WHAT YOU NEED TO DO:
Please list all lines of the material below in which the string "download" occurs.

----------------------------------------

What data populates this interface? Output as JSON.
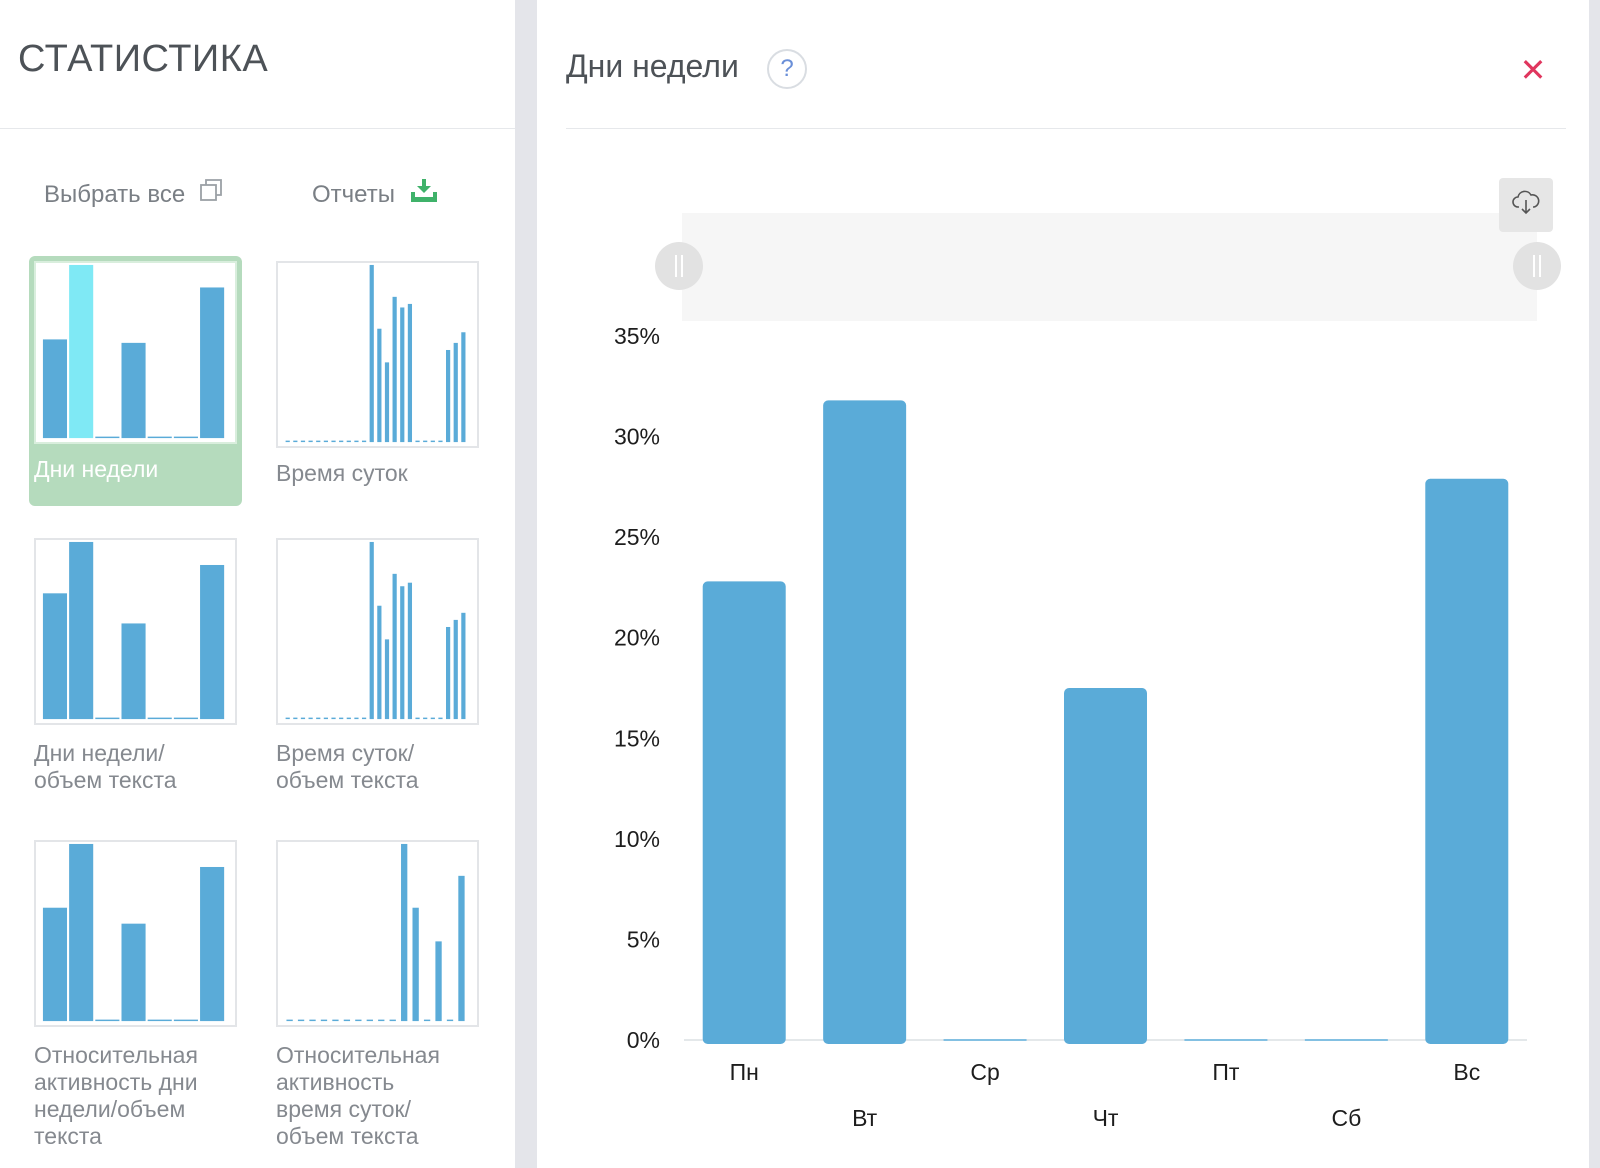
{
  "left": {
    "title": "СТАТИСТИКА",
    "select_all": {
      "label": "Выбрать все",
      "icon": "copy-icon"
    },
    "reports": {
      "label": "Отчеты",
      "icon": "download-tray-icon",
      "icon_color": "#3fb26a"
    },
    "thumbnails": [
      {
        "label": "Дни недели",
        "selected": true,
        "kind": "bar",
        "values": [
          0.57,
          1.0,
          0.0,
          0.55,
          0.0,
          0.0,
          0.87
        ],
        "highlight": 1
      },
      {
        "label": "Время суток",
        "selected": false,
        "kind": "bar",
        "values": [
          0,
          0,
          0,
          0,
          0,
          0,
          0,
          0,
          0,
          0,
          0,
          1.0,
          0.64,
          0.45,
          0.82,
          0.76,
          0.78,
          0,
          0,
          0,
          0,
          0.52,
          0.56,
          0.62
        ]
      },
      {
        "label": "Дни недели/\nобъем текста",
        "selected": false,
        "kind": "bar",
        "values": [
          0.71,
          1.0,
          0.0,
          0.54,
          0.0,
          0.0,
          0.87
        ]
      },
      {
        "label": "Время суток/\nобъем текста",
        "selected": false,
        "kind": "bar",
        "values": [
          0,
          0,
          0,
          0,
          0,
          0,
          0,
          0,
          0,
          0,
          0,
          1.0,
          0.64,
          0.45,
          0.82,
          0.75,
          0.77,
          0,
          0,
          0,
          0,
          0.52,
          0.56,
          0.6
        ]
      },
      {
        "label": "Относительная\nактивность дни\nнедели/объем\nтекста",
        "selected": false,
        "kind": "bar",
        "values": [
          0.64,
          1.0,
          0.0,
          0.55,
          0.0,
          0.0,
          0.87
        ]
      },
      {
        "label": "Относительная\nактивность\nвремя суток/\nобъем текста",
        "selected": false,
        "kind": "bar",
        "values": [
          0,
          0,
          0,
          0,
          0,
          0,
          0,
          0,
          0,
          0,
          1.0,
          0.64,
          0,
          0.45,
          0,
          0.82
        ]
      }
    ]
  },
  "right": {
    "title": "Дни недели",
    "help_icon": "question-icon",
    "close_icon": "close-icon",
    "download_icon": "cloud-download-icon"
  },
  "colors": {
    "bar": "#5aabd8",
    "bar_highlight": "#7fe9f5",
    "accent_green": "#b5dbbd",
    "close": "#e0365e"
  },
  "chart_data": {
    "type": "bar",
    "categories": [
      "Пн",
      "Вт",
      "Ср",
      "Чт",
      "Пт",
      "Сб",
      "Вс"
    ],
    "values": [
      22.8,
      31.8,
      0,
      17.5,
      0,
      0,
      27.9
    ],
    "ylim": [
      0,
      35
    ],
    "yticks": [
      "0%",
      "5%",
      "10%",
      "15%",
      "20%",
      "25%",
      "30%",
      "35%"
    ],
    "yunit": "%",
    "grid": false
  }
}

----------------------------------------

WRITTEN RESPONSE:
      "icon": "download-tray-icon",
    "download_icon": "cloud-download-icon"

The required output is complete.